Start of THE DATA

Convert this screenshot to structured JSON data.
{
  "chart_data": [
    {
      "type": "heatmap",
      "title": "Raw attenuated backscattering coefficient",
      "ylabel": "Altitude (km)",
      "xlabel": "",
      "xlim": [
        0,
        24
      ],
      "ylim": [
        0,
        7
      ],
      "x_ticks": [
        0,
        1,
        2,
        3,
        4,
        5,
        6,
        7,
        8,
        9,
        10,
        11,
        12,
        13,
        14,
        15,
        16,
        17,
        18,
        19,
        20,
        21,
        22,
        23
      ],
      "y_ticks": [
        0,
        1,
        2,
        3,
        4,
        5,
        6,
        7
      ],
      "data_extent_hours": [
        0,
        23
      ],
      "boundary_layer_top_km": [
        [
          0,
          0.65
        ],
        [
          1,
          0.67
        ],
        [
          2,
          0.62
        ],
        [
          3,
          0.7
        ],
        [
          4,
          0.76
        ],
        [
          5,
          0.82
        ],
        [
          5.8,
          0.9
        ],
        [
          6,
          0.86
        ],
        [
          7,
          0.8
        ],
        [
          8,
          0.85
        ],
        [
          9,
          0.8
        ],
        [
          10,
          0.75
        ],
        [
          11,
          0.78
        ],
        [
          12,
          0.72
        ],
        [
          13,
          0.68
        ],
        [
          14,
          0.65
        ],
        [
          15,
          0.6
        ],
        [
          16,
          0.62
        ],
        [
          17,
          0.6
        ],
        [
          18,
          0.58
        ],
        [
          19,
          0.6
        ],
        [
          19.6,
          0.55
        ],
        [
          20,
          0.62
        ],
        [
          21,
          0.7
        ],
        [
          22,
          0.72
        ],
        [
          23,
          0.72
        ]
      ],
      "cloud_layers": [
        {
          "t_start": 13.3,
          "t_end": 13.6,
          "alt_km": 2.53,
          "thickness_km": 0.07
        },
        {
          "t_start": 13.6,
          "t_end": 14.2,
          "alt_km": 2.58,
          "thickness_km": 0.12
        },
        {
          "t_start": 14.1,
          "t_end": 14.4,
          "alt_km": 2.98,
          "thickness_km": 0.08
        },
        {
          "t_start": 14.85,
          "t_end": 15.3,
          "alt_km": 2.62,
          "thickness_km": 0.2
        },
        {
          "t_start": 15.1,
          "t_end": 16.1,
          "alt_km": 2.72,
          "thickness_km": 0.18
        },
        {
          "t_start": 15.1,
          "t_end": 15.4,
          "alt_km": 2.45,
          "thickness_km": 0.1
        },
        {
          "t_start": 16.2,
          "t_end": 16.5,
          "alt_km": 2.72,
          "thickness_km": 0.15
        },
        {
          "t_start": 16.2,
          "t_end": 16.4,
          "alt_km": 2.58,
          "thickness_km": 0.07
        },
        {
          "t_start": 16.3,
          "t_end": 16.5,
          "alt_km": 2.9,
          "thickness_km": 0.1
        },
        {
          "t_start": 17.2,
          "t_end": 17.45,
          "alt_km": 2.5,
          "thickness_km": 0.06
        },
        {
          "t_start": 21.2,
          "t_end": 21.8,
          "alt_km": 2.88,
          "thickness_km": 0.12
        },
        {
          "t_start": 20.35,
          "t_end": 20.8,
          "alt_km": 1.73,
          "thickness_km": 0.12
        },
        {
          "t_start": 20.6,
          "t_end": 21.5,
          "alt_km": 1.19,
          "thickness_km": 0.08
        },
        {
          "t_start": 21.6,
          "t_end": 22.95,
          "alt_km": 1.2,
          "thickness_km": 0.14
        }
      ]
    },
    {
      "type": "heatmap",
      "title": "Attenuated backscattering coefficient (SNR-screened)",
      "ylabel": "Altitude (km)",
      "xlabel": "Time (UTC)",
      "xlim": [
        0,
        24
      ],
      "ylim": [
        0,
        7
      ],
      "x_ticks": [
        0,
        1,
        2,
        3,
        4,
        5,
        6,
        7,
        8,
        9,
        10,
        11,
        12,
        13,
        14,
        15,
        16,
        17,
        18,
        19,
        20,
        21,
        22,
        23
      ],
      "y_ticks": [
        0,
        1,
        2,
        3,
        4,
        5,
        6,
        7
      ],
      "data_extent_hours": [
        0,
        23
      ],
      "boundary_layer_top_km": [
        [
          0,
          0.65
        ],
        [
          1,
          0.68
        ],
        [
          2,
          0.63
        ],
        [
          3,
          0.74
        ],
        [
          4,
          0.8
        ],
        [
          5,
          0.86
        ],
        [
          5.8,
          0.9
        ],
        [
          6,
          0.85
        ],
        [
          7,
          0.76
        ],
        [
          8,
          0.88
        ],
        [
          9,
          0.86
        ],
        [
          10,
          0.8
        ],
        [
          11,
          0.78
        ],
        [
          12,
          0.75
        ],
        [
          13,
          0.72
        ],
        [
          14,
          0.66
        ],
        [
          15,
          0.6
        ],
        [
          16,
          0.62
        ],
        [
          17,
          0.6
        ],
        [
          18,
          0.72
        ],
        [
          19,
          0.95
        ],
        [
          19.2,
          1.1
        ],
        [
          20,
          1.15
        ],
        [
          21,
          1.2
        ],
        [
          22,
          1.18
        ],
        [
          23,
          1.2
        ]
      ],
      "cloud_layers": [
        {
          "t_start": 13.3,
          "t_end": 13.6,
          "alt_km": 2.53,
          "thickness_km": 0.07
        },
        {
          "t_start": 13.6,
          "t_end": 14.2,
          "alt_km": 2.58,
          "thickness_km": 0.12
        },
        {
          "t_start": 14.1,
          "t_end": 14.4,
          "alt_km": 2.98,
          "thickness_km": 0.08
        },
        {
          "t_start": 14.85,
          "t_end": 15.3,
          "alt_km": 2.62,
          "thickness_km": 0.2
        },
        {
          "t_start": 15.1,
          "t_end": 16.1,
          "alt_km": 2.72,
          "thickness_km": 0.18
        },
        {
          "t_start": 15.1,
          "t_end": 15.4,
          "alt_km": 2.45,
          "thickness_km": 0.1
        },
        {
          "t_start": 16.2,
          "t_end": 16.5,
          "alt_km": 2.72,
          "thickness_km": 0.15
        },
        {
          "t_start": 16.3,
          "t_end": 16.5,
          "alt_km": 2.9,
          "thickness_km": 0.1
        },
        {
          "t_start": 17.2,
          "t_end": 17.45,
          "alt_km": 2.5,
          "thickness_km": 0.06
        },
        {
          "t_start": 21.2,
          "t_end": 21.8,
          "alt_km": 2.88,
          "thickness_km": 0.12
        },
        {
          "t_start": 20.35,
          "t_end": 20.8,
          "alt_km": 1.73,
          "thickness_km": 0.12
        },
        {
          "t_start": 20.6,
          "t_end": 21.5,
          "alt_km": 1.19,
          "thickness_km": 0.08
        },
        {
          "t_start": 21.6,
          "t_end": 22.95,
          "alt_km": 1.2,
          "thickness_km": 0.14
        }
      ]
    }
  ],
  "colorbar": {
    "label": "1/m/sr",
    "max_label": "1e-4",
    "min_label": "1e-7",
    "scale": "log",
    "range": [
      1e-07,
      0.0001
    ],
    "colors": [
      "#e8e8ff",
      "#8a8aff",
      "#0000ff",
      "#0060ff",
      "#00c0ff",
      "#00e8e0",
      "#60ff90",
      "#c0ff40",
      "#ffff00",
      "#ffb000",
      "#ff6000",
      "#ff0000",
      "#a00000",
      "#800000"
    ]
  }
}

End of THE DATA
Start of THE DATA

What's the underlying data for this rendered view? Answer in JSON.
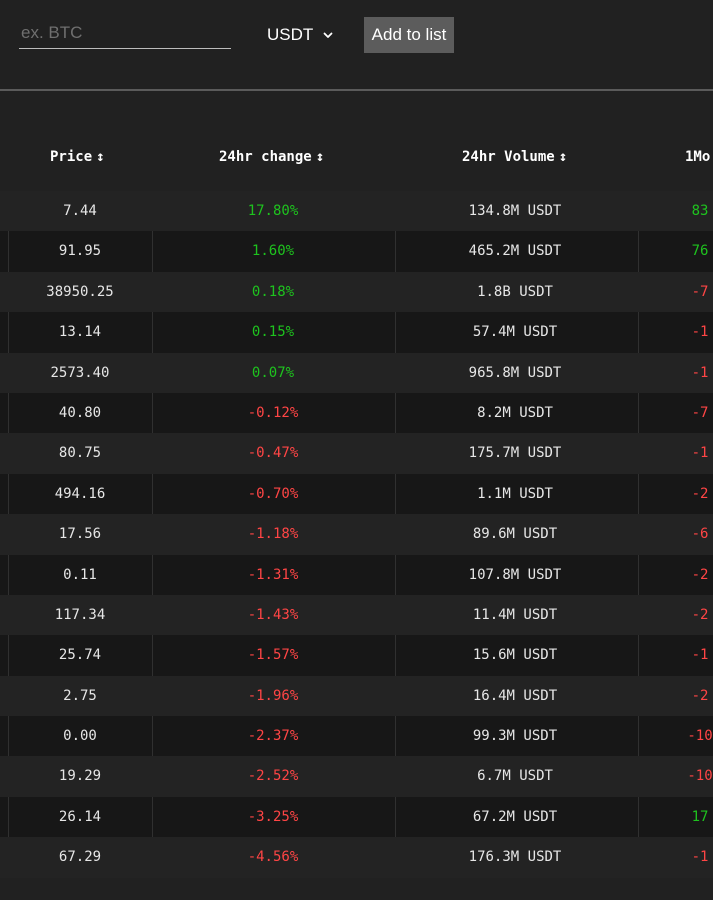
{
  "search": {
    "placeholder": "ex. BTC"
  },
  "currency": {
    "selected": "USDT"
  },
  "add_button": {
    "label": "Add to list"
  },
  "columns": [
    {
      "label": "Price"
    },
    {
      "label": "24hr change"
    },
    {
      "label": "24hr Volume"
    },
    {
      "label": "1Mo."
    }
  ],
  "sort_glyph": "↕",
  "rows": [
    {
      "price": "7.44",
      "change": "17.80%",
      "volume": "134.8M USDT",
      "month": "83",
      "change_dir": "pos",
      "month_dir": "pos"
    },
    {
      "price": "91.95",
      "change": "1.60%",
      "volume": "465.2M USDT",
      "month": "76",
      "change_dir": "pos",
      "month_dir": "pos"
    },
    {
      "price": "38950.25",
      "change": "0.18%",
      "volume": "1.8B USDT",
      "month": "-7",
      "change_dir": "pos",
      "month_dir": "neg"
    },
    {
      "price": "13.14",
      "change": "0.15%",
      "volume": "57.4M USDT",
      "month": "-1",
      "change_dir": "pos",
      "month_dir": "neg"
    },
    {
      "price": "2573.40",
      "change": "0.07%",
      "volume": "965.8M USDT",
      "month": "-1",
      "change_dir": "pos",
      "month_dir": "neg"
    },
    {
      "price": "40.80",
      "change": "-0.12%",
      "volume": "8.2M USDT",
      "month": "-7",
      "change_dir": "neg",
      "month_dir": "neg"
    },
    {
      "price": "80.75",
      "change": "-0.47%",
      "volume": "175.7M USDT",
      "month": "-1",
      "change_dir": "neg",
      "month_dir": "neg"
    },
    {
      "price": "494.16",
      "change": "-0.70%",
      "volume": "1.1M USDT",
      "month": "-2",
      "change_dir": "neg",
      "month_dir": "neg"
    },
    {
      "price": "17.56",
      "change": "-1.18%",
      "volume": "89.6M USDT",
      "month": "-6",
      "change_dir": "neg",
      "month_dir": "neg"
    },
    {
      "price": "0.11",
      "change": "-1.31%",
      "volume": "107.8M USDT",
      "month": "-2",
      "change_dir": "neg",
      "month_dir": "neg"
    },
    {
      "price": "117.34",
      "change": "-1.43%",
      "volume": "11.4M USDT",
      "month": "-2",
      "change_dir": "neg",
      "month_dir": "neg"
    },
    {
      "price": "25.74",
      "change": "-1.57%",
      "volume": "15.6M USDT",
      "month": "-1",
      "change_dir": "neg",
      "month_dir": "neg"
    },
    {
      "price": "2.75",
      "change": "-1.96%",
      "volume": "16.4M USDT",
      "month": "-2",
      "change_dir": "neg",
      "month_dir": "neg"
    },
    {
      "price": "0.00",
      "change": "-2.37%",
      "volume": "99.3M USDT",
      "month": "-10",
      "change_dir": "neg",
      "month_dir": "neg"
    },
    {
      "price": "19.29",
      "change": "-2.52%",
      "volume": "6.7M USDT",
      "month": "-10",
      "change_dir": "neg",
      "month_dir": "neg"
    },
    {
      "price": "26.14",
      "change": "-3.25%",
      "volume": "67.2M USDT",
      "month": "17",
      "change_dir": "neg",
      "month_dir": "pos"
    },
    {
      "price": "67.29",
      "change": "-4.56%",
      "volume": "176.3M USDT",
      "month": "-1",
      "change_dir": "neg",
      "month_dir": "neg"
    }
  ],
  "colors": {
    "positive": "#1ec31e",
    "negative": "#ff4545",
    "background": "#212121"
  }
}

End of THE DATA

PROBLEM TO WORK ON:
In the entries above, identify every line with the string "JSON".

RESULT OF THE EXERCISE:
Convert this screenshot to structured JSON data.
What's the underlying data for this rendered view? Answer in JSON.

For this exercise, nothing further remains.